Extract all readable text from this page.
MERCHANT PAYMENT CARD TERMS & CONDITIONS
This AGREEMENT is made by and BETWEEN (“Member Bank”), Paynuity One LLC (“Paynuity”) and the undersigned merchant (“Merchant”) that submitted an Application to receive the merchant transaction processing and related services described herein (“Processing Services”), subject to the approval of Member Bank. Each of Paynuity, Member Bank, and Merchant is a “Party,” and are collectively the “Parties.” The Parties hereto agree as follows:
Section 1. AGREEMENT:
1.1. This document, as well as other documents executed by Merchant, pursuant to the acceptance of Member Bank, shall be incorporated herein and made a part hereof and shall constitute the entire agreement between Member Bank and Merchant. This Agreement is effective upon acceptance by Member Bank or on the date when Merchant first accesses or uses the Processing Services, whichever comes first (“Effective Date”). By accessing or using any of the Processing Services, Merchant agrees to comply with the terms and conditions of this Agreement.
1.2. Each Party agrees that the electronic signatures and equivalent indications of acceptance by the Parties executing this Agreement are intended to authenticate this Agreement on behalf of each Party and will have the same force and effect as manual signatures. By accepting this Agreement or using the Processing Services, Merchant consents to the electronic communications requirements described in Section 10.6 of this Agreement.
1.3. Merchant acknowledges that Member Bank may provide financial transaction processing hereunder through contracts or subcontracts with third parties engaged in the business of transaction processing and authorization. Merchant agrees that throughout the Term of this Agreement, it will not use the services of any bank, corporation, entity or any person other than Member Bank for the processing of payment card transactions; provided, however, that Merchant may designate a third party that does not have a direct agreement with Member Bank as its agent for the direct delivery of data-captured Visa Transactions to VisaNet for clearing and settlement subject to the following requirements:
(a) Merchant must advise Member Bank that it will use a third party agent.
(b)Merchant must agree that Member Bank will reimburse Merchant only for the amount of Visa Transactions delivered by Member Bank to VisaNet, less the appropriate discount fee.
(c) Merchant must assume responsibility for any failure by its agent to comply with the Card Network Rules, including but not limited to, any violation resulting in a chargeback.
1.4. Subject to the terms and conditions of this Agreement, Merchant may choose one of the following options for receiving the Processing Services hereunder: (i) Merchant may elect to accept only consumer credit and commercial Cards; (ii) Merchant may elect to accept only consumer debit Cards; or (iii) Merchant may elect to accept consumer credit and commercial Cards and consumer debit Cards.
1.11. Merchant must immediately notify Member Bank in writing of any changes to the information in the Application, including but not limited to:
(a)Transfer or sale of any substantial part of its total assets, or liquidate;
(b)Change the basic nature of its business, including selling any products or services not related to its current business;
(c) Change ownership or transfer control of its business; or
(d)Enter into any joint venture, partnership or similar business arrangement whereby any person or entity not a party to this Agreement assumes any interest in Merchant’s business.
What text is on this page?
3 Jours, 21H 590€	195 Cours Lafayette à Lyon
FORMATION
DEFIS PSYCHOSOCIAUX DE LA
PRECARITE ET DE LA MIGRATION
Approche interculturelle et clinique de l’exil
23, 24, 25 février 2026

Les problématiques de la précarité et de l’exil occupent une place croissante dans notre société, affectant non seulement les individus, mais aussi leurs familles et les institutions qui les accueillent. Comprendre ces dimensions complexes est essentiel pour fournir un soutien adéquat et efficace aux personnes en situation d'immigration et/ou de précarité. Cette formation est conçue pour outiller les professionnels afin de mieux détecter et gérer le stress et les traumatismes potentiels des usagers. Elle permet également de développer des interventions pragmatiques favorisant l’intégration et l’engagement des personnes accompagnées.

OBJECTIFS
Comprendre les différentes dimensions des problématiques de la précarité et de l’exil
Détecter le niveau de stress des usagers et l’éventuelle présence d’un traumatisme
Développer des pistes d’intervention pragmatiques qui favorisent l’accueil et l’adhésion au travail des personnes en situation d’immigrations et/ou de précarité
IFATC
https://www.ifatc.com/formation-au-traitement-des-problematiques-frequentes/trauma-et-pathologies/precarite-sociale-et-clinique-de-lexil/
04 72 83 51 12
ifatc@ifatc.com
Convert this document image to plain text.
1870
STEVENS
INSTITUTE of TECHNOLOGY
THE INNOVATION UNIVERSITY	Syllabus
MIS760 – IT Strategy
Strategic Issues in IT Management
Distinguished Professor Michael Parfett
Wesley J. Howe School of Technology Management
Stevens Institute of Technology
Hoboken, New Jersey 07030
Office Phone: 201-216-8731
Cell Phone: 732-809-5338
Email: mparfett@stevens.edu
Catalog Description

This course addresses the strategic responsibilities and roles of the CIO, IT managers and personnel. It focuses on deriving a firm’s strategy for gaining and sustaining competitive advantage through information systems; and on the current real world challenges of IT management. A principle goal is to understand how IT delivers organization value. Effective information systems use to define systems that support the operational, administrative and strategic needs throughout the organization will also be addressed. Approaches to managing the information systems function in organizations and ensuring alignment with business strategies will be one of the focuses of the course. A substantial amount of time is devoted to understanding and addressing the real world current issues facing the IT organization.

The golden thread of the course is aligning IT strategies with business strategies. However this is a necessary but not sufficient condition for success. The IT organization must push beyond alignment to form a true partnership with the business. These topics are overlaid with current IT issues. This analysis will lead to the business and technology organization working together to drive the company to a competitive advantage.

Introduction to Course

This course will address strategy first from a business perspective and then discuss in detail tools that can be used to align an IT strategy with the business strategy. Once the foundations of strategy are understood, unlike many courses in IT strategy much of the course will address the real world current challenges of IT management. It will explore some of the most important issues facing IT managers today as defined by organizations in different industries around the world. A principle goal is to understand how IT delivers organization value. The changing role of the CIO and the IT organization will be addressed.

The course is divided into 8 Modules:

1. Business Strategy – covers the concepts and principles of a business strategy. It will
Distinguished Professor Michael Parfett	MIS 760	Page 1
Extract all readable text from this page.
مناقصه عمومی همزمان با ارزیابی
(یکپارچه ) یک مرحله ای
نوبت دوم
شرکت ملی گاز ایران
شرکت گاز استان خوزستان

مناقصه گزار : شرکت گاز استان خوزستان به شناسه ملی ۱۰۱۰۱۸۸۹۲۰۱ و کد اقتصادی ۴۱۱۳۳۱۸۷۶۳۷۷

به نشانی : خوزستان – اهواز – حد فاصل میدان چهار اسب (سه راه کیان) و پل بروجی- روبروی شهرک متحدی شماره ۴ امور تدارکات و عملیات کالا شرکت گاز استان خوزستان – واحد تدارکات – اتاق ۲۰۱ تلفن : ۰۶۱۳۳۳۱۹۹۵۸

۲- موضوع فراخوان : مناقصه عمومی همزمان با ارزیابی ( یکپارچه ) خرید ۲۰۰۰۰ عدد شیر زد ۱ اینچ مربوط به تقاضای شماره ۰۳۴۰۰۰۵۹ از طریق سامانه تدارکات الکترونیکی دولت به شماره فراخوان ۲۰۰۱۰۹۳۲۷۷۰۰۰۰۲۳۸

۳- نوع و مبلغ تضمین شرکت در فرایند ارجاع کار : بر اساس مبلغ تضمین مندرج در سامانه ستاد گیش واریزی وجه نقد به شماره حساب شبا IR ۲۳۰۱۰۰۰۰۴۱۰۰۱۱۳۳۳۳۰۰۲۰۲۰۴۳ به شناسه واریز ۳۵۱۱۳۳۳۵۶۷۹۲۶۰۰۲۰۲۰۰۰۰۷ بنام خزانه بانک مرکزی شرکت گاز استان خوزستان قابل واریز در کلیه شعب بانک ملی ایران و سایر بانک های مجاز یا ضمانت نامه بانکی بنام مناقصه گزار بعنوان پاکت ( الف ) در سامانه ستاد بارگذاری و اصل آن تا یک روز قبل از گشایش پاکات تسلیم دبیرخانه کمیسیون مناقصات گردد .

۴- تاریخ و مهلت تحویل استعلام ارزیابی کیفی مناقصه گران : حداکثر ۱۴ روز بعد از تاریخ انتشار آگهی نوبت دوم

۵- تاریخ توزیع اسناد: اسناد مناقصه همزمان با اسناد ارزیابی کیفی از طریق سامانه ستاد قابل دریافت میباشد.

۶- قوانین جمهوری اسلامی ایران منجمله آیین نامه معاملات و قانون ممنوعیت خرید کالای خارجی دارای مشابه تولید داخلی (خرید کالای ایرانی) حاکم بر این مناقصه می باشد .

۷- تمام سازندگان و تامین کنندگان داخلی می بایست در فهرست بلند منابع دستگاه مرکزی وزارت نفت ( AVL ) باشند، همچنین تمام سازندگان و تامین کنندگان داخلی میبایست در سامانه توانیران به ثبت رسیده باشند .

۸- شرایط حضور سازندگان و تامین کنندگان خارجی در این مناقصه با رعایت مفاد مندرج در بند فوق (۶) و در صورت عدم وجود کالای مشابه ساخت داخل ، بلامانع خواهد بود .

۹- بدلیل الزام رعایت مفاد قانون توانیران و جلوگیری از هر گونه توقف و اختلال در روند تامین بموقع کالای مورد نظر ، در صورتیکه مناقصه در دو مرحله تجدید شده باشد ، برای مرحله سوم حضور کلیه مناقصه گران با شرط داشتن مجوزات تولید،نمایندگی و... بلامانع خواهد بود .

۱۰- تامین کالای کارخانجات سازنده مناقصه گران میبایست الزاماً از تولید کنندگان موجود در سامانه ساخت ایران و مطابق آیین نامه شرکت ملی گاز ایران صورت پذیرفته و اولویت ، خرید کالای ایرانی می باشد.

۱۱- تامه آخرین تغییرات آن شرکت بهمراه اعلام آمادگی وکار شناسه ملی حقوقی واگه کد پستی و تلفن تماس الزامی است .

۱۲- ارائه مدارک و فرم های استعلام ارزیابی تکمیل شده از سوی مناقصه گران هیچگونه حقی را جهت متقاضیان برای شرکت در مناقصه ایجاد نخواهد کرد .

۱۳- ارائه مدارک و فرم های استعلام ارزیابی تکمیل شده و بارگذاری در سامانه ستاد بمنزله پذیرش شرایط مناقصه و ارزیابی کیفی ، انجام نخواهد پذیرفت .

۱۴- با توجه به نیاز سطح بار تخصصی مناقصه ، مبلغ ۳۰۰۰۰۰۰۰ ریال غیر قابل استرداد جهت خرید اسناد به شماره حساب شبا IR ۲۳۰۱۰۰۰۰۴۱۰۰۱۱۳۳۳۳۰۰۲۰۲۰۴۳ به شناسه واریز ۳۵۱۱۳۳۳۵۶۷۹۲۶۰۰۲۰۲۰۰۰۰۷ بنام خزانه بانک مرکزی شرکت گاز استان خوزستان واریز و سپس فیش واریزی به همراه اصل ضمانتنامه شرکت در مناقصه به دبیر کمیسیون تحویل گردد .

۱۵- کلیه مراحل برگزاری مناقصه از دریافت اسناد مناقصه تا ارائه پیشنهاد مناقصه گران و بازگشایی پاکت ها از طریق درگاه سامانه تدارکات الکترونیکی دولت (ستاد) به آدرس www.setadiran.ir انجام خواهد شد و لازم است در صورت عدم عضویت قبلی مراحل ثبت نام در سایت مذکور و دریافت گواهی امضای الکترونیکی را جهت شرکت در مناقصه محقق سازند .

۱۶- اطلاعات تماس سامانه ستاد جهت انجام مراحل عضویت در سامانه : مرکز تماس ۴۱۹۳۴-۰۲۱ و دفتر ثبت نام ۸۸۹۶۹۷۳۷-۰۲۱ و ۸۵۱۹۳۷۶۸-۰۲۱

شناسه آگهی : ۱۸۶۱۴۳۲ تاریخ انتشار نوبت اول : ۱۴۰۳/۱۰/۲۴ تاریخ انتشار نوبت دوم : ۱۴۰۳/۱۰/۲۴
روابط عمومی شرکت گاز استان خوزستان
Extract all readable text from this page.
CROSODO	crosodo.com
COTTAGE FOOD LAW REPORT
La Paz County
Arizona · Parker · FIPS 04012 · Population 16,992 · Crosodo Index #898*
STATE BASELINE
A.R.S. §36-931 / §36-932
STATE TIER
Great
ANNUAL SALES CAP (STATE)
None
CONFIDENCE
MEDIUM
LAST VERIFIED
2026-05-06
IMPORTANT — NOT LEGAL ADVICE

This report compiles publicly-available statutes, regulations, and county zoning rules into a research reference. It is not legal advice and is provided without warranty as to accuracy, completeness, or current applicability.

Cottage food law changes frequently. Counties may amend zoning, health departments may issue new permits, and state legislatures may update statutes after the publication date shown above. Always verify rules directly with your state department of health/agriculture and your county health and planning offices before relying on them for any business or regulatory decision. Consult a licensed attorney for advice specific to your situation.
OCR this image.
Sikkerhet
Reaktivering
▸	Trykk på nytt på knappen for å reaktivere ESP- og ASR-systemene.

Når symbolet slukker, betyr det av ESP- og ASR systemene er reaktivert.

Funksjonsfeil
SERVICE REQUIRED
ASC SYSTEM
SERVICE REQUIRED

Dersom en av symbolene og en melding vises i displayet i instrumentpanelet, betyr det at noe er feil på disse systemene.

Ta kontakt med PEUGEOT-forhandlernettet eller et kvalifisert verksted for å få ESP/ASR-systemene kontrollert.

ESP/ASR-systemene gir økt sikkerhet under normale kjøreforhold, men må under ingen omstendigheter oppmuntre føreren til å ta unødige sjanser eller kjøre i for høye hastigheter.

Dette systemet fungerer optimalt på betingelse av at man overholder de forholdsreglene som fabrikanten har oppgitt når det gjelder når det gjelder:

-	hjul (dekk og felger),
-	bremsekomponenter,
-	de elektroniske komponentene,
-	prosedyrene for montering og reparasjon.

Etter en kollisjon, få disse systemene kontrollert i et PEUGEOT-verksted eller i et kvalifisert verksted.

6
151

# Set task:
Out of the records, collect only those lines that contain the string "نخواهد".

# Solution to this exercise:
۱۲- ارائه مدارک و فرم های استعلام ارزیابی تکمیل شده از سوی مناقصه گران هیچگونه حقی را جهت متقاضیان برای شرکت در مناقصه ایجاد نخواهد کرد .
۱۳- ارائه مدارک و فرم های استعلام ارزیابی تکمیل شده و بارگذاری در سامانه ستاد بمنزله پذیرش شرایط مناقصه و ارزیابی کیفی ، انجام نخواهد پذیرفت .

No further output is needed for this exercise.